■ Your instructions
Your task is to restate the data word for word.

■ Data for this task
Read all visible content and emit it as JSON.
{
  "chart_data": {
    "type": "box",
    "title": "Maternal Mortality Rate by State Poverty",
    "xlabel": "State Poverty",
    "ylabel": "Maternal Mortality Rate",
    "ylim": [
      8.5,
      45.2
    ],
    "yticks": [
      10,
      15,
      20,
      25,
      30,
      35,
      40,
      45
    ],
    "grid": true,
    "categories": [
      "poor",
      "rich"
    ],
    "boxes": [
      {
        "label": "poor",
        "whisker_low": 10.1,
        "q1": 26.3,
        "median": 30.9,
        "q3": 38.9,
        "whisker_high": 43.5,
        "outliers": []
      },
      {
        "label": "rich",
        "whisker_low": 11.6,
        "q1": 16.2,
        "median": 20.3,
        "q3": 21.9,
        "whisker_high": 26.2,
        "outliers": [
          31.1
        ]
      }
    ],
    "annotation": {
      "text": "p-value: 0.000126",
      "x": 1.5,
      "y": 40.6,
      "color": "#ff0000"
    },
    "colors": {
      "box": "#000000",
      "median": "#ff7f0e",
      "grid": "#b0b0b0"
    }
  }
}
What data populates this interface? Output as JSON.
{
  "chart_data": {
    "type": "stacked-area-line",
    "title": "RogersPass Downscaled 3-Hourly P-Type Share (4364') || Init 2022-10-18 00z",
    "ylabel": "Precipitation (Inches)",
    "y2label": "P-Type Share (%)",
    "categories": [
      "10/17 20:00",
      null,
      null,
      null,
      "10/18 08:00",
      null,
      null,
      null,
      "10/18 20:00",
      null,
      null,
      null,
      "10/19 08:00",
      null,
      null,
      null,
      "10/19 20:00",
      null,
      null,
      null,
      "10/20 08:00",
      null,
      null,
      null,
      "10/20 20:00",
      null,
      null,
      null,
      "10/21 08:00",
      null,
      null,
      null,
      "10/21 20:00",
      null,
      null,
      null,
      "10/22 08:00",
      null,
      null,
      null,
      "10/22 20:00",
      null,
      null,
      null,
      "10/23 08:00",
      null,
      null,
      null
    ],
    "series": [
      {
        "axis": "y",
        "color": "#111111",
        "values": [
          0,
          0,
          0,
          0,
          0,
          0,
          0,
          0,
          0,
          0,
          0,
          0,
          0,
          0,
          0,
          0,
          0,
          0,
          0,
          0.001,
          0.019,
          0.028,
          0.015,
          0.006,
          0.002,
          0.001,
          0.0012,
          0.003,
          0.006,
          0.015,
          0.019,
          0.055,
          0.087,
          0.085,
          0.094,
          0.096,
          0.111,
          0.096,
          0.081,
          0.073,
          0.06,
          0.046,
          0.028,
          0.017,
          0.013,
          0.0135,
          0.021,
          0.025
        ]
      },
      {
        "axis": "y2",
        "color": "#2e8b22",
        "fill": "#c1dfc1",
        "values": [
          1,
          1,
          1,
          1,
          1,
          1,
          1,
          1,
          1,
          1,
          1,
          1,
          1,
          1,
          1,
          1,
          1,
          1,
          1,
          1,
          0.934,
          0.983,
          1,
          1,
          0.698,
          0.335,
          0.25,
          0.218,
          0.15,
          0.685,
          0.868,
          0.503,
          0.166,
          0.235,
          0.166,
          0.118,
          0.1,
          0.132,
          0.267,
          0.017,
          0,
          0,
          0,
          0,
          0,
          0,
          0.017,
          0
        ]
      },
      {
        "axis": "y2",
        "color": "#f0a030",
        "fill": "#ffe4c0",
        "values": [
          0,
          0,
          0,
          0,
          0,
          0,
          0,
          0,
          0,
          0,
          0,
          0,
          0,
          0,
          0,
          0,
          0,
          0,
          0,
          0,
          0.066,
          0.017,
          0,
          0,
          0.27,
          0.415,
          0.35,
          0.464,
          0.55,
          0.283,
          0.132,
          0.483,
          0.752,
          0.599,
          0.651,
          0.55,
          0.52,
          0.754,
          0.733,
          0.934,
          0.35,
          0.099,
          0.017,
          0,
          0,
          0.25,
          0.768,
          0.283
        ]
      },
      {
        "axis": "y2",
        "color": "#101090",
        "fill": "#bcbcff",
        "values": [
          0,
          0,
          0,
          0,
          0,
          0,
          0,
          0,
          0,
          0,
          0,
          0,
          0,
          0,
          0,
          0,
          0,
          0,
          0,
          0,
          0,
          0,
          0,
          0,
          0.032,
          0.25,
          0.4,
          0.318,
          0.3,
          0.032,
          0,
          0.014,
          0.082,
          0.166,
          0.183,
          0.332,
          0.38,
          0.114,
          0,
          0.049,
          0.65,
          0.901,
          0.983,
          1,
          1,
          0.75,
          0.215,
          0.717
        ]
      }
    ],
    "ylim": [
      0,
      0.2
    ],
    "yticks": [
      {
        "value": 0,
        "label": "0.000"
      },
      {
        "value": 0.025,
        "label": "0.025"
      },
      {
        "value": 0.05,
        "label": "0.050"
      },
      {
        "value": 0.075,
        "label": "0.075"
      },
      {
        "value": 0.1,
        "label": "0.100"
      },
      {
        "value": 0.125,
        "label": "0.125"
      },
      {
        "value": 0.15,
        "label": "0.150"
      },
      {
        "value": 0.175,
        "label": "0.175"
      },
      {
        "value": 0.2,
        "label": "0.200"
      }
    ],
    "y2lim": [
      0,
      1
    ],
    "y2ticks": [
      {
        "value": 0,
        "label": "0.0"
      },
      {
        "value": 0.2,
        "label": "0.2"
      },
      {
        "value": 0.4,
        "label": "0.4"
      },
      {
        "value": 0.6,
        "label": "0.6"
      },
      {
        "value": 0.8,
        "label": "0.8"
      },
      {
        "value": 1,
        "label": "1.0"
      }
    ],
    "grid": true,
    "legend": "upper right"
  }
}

■ Response
Read all visible content and emit it as JSON.
{
  "chart_data": {
    "type": "box",
    "title": "Maternal Mortality Rate by State Poverty",
    "xlabel": "State Poverty",
    "ylabel": "Maternal Mortality Rate",
    "ylim": [
      8.5,
      45.2
    ],
    "yticks": [
      10,
      15,
      20,
      25,
      30,
      35,
      40,
      45
    ],
    "grid": true,
    "categories": [
      "poor",
      "rich"
    ],
    "boxes": [
      {
        "label": "poor",
        "whisker_low": 10.1,
        "q1": 26.3,
        "median": 30.9,
        "q3": 38.9,
        "whisker_high": 43.5,
        "outliers": []
      },
      {
        "label": "rich",
        "whisker_low": 11.6,
        "q1": 16.2,
        "median": 20.3,
        "q3": 21.9,
        "whisker_high": 26.2,
        "outliers": [
          31.1
        ]
      }
    ],
    "annotation": {
      "text": "p-value: 0.000126",
      "x": 1.5,
      "y": 40.6,
      "color": "#ff0000"
    },
    "colors": {
      "box": "#000000",
      "median": "#ff7f0e",
      "grid": "#b0b0b0"
    }
  }
}
What data populates this interface? Output as JSON.
{
  "chart_data": {
    "type": "stacked-area-line",
    "title": "RogersPass Downscaled 3-Hourly P-Type Share (4364') || Init 2022-10-18 00z",
    "ylabel": "Precipitation (Inches)",
    "y2label": "P-Type Share (%)",
    "categories": [
      "10/17 20:00",
      null,
      null,
      null,
      "10/18 08:00",
      null,
      null,
      null,
      "10/18 20:00",
      null,
      null,
      null,
      "10/19 08:00",
      null,
      null,
      null,
      "10/19 20:00",
      null,
      null,
      null,
      "10/20 08:00",
      null,
      null,
      null,
      "10/20 20:00",
      null,
      null,
      null,
      "10/21 08:00",
      null,
      null,
      null,
      "10/21 20:00",
      null,
      null,
      null,
      "10/22 08:00",
      null,
      null,
      null,
      "10/22 20:00",
      null,
      null,
      null,
      "10/23 08:00",
      null,
      null,
      null
    ],
    "series": [
      {
        "axis": "y",
        "color": "#111111",
        "values": [
          0,
          0,
          0,
          0,
          0,
          0,
          0,
          0,
          0,
          0,
          0,
          0,
          0,
          0,
          0,
          0,
          0,
          0,
          0,
          0.001,
          0.019,
          0.028,
          0.015,
          0.006,
          0.002,
          0.001,
          0.0012,
          0.003,
          0.006,
          0.015,
          0.019,
          0.055,
          0.087,
          0.085,
          0.094,
          0.096,
          0.111,
          0.096,
          0.081,
          0.073,
          0.06,
          0.046,
          0.028,
          0.017,
          0.013,
          0.0135,
          0.021,
          0.025
        ]
      },
      {
        "axis": "y2",
        "color": "#2e8b22",
        "fill": "#c1dfc1",
        "values": [
          1,
          1,
          1,
          1,
          1,
          1,
          1,
          1,
          1,
          1,
          1,
          1,
          1,
          1,
          1,
          1,
          1,
          1,
          1,
          1,
          0.934,
          0.983,
          1,
          1,
          0.698,
          0.335,
          0.25,
          0.218,
          0.15,
          0.685,
          0.868,
          0.503,
          0.166,
          0.235,
          0.166,
          0.118,
          0.1,
          0.132,
          0.267,
          0.017,
          0,
          0,
          0,
          0,
          0,
          0,
          0.017,
          0
        ]
      },
      {
        "axis": "y2",
        "color": "#f0a030",
        "fill": "#ffe4c0",
        "values": [
          0,
          0,
          0,
          0,
          0,
          0,
          0,
          0,
          0,
          0,
          0,
          0,
          0,
          0,
          0,
          0,
          0,
          0,
          0,
          0,
          0.066,
          0.017,
          0,
          0,
          0.27,
          0.415,
          0.35,
          0.464,
          0.55,
          0.283,
          0.132,
          0.483,
          0.752,
          0.599,
          0.651,
          0.55,
          0.52,
          0.754,
          0.733,
          0.934,
          0.35,
          0.099,
          0.017,
          0,
          0,
          0.25,
          0.768,
          0.283
        ]
      },
      {
        "axis": "y2",
        "color": "#101090",
        "fill": "#bcbcff",
        "values": [
          0,
          0,
          0,
          0,
          0,
          0,
          0,
          0,
          0,
          0,
          0,
          0,
          0,
          0,
          0,
          0,
          0,
          0,
          0,
          0,
          0,
          0,
          0,
          0,
          0.032,
          0.25,
          0.4,
          0.318,
          0.3,
          0.032,
          0,
          0.014,
          0.082,
          0.166,
          0.183,
          0.332,
          0.38,
          0.114,
          0,
          0.049,
          0.65,
          0.901,
          0.983,
          1,
          1,
          0.75,
          0.215,
          0.717
        ]
      }
    ],
    "ylim": [
      0,
      0.2
    ],
    "yticks": [
      {
        "value": 0,
        "label": "0.000"
      },
      {
        "value": 0.025,
        "label": "0.025"
      },
      {
        "value": 0.05,
        "label": "0.050"
      },
      {
        "value": 0.075,
        "label": "0.075"
      },
      {
        "value": 0.1,
        "label": "0.100"
      },
      {
        "value": 0.125,
        "label": "0.125"
      },
      {
        "value": 0.15,
        "label": "0.150"
      },
      {
        "value": 0.175,
        "label": "0.175"
      },
      {
        "value": 0.2,
        "label": "0.200"
      }
    ],
    "y2lim": [
      0,
      1
    ],
    "y2ticks": [
      {
        "value": 0,
        "label": "0.0"
      },
      {
        "value": 0.2,
        "label": "0.2"
      },
      {
        "value": 0.4,
        "label": "0.4"
      },
      {
        "value": 0.6,
        "label": "0.6"
      },
      {
        "value": 0.8,
        "label": "0.8"
      },
      {
        "value": 1,
        "label": "1.0"
      }
    ],
    "grid": true,
    "legend": "upper right"
  }
}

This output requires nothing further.